▶ Compiti da svolgere
A – Riporta dal testo sui murales di Calvi dell’Umbria il tratto che va da "E’ tanto facile" fino a "girovagare del visitatore.", copiandolo parola per parola.
B – Nel testo sui murales di Calvi dell’Umbria, trasforma in un breve elenco puntato il paragrafo che comincia con "L’iniziativa dei murales nacque", senza perdere le informazioni principali.
C – Continua il testo sui murales di Calvi dell’Umbria partendo dal punto in cui si ferma.

I murales di Calvi dell’Umbria: affreschi moderni sulle antiche case che raccontano storie, miti e tradizioni di uno dei borghi più suggestivi dell’Umbria.
E’ tanto facile quanto bello guidare l’auto in Umbria, in lungo e largo, alla scoperta di nuove prospettive.
Le direttrici si incrociano e l’attraversano facilmente dal nord al sud e ritorno, predisposte a percorsi circolari più che ad indirizzarti lontano, verso altri lidi.
In questo navigare, dirigendosi verso la parte più a sud, al confine con il Lazio, troviamo un bellissimo paesino, Calvi dell’Umbria, che conserva nelle sue poche ed anguste vie, dei segreti nascosti. Nascosti forse non tanto… parliamo dei famosi murales che accompagnano il girovagare del visitatore.
I murales sono opere che dialogano con la pietra antica delle case e che trasformano il centro storico in un museo diffuso, dove tradizione e creatività contemporanea si incontrano.
L’iniziativa dei murales nacque negli anni Ottanta, quando l’amministrazione comunale e alcuni artisti locali decisero di valorizzare il borgo attraverso l’arte pubblica. Non semplici decorazioni, ma narrazioni che ripercorrono la storia, i miti, i paesaggi e i simboli della comunità calvese. Le pareti diventano tele, e l’intonaco antico si trasforma in un supporto che accoglie angeli, figure contadine, scene sacre e visioni fantastiche.

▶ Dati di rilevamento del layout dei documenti
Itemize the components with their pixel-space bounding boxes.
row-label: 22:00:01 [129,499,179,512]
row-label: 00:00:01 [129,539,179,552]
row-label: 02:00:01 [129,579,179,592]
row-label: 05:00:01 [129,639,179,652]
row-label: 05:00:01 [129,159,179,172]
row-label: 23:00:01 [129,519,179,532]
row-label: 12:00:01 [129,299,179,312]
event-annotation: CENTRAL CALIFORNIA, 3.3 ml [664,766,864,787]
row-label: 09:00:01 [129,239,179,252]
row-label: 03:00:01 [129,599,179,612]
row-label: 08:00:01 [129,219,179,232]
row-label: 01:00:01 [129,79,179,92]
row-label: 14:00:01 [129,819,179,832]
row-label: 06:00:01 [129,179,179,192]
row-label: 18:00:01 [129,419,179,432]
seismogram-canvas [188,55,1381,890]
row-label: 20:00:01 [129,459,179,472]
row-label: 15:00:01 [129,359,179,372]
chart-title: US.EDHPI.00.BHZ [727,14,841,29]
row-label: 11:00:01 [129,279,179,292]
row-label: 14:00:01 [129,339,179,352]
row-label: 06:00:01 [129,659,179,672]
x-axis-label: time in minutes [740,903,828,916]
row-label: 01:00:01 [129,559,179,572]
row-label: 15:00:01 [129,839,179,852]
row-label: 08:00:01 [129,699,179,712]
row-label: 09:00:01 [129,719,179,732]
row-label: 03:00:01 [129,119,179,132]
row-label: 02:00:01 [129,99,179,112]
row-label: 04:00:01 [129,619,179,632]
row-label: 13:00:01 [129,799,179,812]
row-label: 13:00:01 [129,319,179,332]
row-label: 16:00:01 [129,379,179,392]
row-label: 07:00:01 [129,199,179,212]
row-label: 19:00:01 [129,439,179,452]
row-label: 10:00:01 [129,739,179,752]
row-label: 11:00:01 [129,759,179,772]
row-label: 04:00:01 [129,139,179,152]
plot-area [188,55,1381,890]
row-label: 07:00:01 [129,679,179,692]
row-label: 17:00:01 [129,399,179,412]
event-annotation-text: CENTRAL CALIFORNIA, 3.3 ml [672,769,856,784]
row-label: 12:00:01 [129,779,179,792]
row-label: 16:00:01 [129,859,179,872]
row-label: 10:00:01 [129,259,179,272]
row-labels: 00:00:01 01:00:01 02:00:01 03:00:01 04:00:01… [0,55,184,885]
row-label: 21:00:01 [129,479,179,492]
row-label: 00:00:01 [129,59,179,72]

▶ Soluzioni
A –
E’ tanto facile quanto bello guidare l’auto in Umbria, in lungo e largo, alla scoperta di nuove prospettive.
Le direttrici si incrociano e l’attraversano facilmente dal nord al sud e ritorno, predisposte a percorsi circolari più che ad indirizzarti lontano, verso altri lidi.
In questo navigare, dirigendosi verso la parte più a sud, al confine con il Lazio, troviamo un bellissimo paesino, Calvi dell’Umbria, che conserva nelle sue poche ed anguste vie, dei segreti nascosti. Nascosti forse non tanto… parliamo dei famosi murales che accompagnano il girovagare del visitatore.

B –
- I murales nascono negli anni Ottanta.
- L’idea viene dal Comune e da alcuni artisti del posto, che vogliono dare valore al borgo con l’arte pubblica.
- Non sono semplici decorazioni: raccontano la storia, i miti, i paesaggi e i simboli della comunità calvese.
- Sulle pareti compaiono angeli, figure contadine, scene sacre e visioni fantastiche.

C –
Alcuni murales riprendono temi religiosi, legati alla forte identità spirituale del borgo, con richiami a San Pancrazio, patrono del paese. Altri raccontano mestieri e tradizioni agricole, evocando la memoria di una vita comunitaria scandita dai ritmi della terra. Non mancano nemmeno le suggestioni oniriche, come putti e figure celesti che sembrano sospesi tra cielo e pietra.
Il risultato è un percorso che invita alla scoperta lenta: ogni murale è una tappa, una sosta che apre uno squarcio di significato sulla storia del borgo. Per i visitatori, l’esperienza assume il valore di un viaggio nell’immaginario locale; per i cittadini, rappresenta un segno di identità e di orgoglio.
Oggi i murales di Calvi dell’Umbria sono non solo attrazioni turistiche, ma testimonianze vive di come l’arte pubblica possa rigenerare i luoghi e rinsaldare i legami tra memoria e futuro.